## What this task involves
Lines that contain the string "ylabel" are to be copied; leave out all others.
-- Start Records for the task --
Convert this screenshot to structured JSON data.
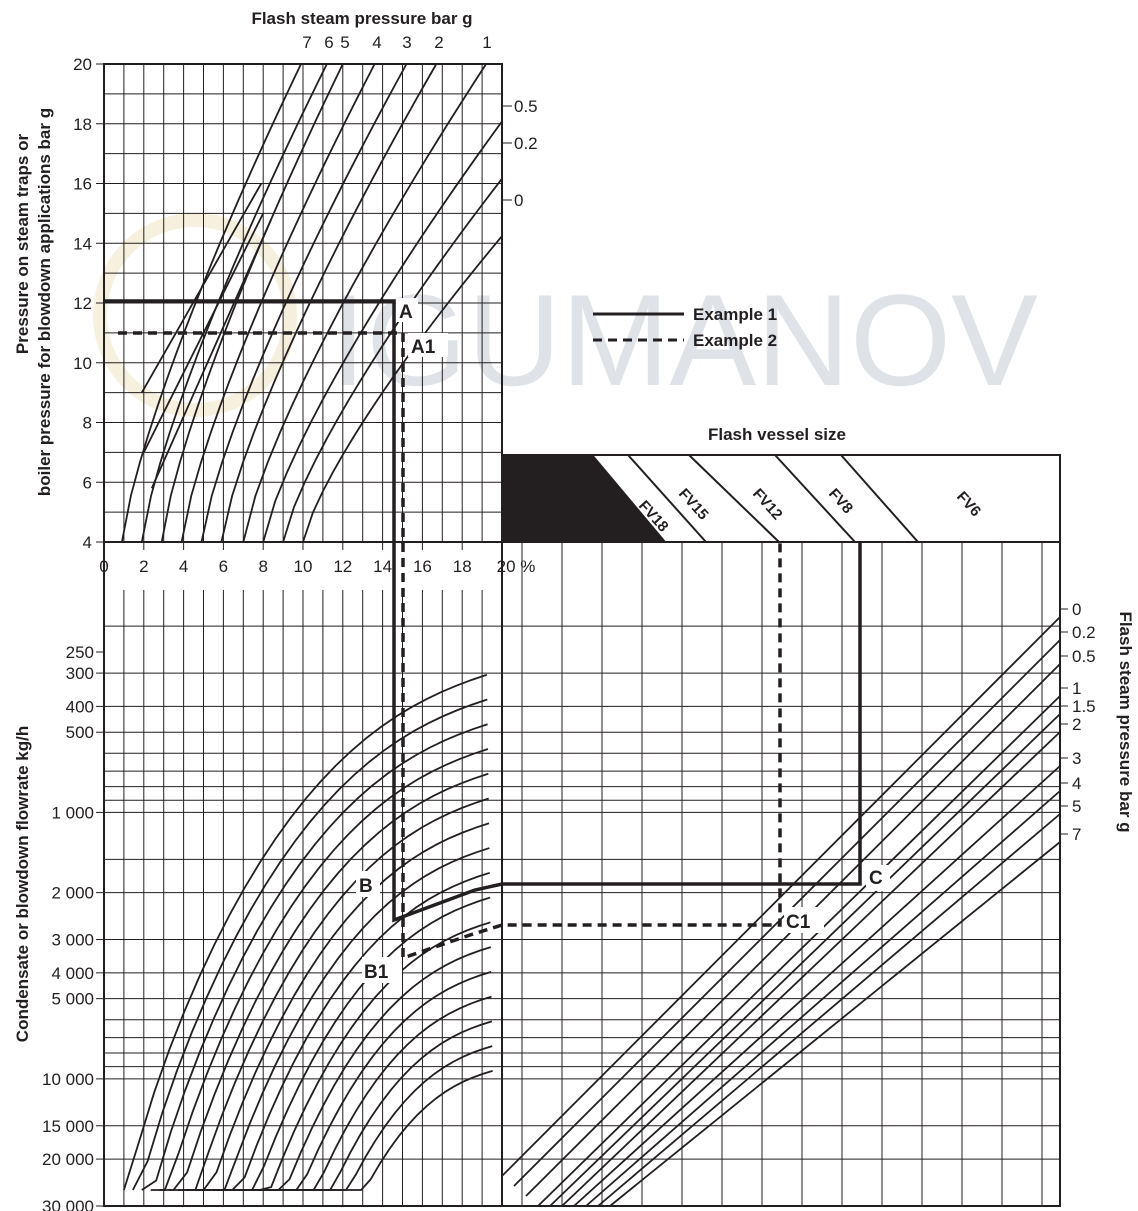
{
  "chart_data": {
    "type": "nomogram",
    "watermark": "IGUMANOV",
    "panels": {
      "top_left": {
        "title": "Flash steam pressure bar g",
        "ylabel": [
          "Pressure on steam traps or",
          "boiler pressure for blowdown applications bar g"
        ],
        "y_ticks": [
          "4",
          "6",
          "8",
          "10",
          "12",
          "14",
          "16",
          "18",
          "20"
        ],
        "ylim": [
          4,
          20
        ],
        "x_ticks": [
          "0",
          "2",
          "4",
          "6",
          "8",
          "10",
          "12",
          "14",
          "16",
          "18",
          "20 %"
        ],
        "xlim": [
          0,
          20
        ],
        "top_curve_labels": [
          "7",
          "6",
          "5",
          "4",
          "3",
          "2",
          "1"
        ],
        "right_curve_labels": [
          "0.5",
          "0.2",
          "0"
        ]
      },
      "bottom_left": {
        "ylabel": "Condensate or blowdown flowrate kg/h",
        "y_ticks": [
          "250",
          "300",
          "400",
          "500",
          "1 000",
          "2 000",
          "3 000",
          "4 000",
          "5 000",
          "10 000",
          "15 000",
          "20 000",
          "30 000"
        ]
      },
      "vessel": {
        "title": "Flash vessel size",
        "sizes": [
          "FV18",
          "FV15",
          "FV12",
          "FV8",
          "FV6"
        ]
      },
      "bottom_right": {
        "ylabel": "Flash steam pressure bar g",
        "pressure_labels": [
          "0",
          "0.2",
          "0.5",
          "1",
          "1.5",
          "2",
          "3",
          "4",
          "5",
          "7"
        ]
      }
    },
    "legend": {
      "example1": "Example 1",
      "example2": "Example 2",
      "placement": "top-right"
    },
    "points": [
      "A",
      "A1",
      "B",
      "B1",
      "C",
      "C1"
    ],
    "example1": {
      "pressure_bar_g": 12,
      "flash_percent": 14.5
    },
    "example2": {
      "pressure_bar_g": 11,
      "flash_percent": 15
    }
  }
}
-- End Records for the task --
## Answer to the task
        "ylabel": [
        "ylabel": "Condensate or blowdown flowrate kg/h",
        "ylabel": "Flash steam pressure bar g",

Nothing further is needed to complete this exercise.